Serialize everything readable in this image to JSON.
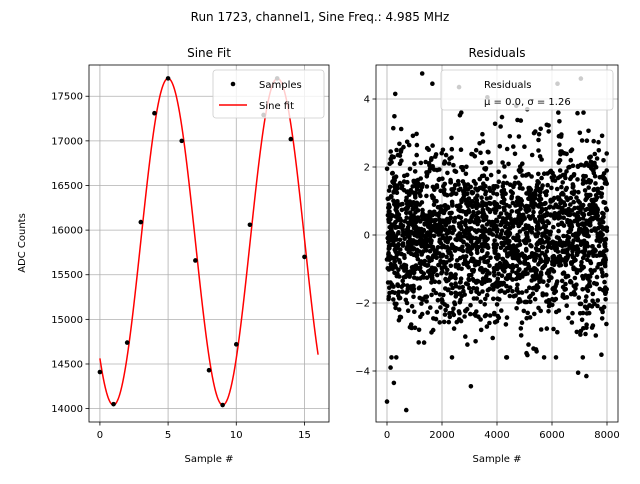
{
  "figure": {
    "suptitle": "Run 1723, channel1, Sine Freq.: 4.985 MHz"
  },
  "chart_data": [
    {
      "type": "scatter",
      "title": "Sine Fit",
      "xlabel": "Sample #",
      "ylabel": "ADC Counts",
      "xlim": [
        -0.8,
        16.8
      ],
      "ylim": [
        13850,
        17850
      ],
      "xticks": [
        0,
        5,
        10,
        15
      ],
      "yticks": [
        14000,
        14500,
        15000,
        15500,
        16000,
        16500,
        17000,
        17500
      ],
      "grid": true,
      "legend_position": "top-right",
      "legend": [
        "Samples",
        "Sine fit"
      ],
      "series": [
        {
          "name": "Samples",
          "kind": "points",
          "color": "#000000",
          "x": [
            0,
            1,
            2,
            3,
            4,
            5,
            6,
            7,
            8,
            9,
            10,
            11,
            12,
            13,
            14,
            15
          ],
          "y": [
            14410,
            14050,
            14740,
            16090,
            17310,
            17700,
            17000,
            15660,
            14430,
            14040,
            14720,
            16060,
            17290,
            17700,
            17020,
            15700
          ]
        },
        {
          "name": "Sine fit",
          "kind": "line",
          "color": "#ff0000",
          "x_range": [
            0,
            16
          ],
          "offset": 15870,
          "amplitude": 1830,
          "period": 8.02,
          "peak_at": 5.0
        }
      ]
    },
    {
      "type": "scatter",
      "title": "Residuals",
      "xlabel": "Sample #",
      "ylabel": "",
      "xlim": [
        -400,
        8400
      ],
      "ylim": [
        -5.5,
        5.0
      ],
      "xticks": [
        0,
        2000,
        4000,
        6000,
        8000
      ],
      "yticks": [
        -4,
        -2,
        0,
        2,
        4
      ],
      "grid": true,
      "legend_position": "top-right",
      "legend": [
        "Residuals",
        "μ = 0.0, σ = 1.26"
      ],
      "series": [
        {
          "name": "Residuals",
          "kind": "points",
          "color": "#000000",
          "n": 8000,
          "mean": 0.0,
          "sigma": 1.26,
          "x_range": [
            0,
            8000
          ],
          "highlighted_points": [
            {
              "x": 0,
              "y": -4.9
            },
            {
              "x": 130,
              "y": -3.9
            },
            {
              "x": 250,
              "y": -4.35
            },
            {
              "x": 700,
              "y": -5.15
            },
            {
              "x": 3050,
              "y": -4.45
            },
            {
              "x": 6950,
              "y": -4.05
            },
            {
              "x": 7250,
              "y": -4.15
            },
            {
              "x": 300,
              "y": 4.15
            },
            {
              "x": 1280,
              "y": 4.75
            },
            {
              "x": 1650,
              "y": 4.45
            },
            {
              "x": 2620,
              "y": 4.35
            },
            {
              "x": 3650,
              "y": 4.05
            },
            {
              "x": 6200,
              "y": 4.45
            },
            {
              "x": 7050,
              "y": 4.6
            },
            {
              "x": 5100,
              "y": 3.7
            },
            {
              "x": 4700,
              "y": 3.8
            }
          ]
        }
      ]
    }
  ]
}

WHAT IS BEING ASKED:
Make an exact copy of every record, pictures excluded.

RESULT OF THIS EXERCISE:
Serialize everything readable in this image to JSON.
{
  "figure": {
    "suptitle": "Run 1723, channel1, Sine Freq.: 4.985 MHz"
  },
  "chart_data": [
    {
      "type": "scatter",
      "title": "Sine Fit",
      "xlabel": "Sample #",
      "ylabel": "ADC Counts",
      "xlim": [
        -0.8,
        16.8
      ],
      "ylim": [
        13850,
        17850
      ],
      "xticks": [
        0,
        5,
        10,
        15
      ],
      "yticks": [
        14000,
        14500,
        15000,
        15500,
        16000,
        16500,
        17000,
        17500
      ],
      "grid": true,
      "legend_position": "top-right",
      "legend": [
        "Samples",
        "Sine fit"
      ],
      "series": [
        {
          "name": "Samples",
          "kind": "points",
          "color": "#000000",
          "x": [
            0,
            1,
            2,
            3,
            4,
            5,
            6,
            7,
            8,
            9,
            10,
            11,
            12,
            13,
            14,
            15
          ],
          "y": [
            14410,
            14050,
            14740,
            16090,
            17310,
            17700,
            17000,
            15660,
            14430,
            14040,
            14720,
            16060,
            17290,
            17700,
            17020,
            15700
          ]
        },
        {
          "name": "Sine fit",
          "kind": "line",
          "color": "#ff0000",
          "x_range": [
            0,
            16
          ],
          "offset": 15870,
          "amplitude": 1830,
          "period": 8.02,
          "peak_at": 5.0
        }
      ]
    },
    {
      "type": "scatter",
      "title": "Residuals",
      "xlabel": "Sample #",
      "ylabel": "",
      "xlim": [
        -400,
        8400
      ],
      "ylim": [
        -5.5,
        5.0
      ],
      "xticks": [
        0,
        2000,
        4000,
        6000,
        8000
      ],
      "yticks": [
        -4,
        -2,
        0,
        2,
        4
      ],
      "grid": true,
      "legend_position": "top-right",
      "legend": [
        "Residuals",
        "μ = 0.0, σ = 1.26"
      ],
      "series": [
        {
          "name": "Residuals",
          "kind": "points",
          "color": "#000000",
          "n": 8000,
          "mean": 0.0,
          "sigma": 1.26,
          "x_range": [
            0,
            8000
          ],
          "highlighted_points": [
            {
              "x": 0,
              "y": -4.9
            },
            {
              "x": 130,
              "y": -3.9
            },
            {
              "x": 250,
              "y": -4.35
            },
            {
              "x": 700,
              "y": -5.15
            },
            {
              "x": 3050,
              "y": -4.45
            },
            {
              "x": 6950,
              "y": -4.05
            },
            {
              "x": 7250,
              "y": -4.15
            },
            {
              "x": 300,
              "y": 4.15
            },
            {
              "x": 1280,
              "y": 4.75
            },
            {
              "x": 1650,
              "y": 4.45
            },
            {
              "x": 2620,
              "y": 4.35
            },
            {
              "x": 3650,
              "y": 4.05
            },
            {
              "x": 6200,
              "y": 4.45
            },
            {
              "x": 7050,
              "y": 4.6
            },
            {
              "x": 5100,
              "y": 3.7
            },
            {
              "x": 4700,
              "y": 3.8
            }
          ]
        }
      ]
    }
  ]
}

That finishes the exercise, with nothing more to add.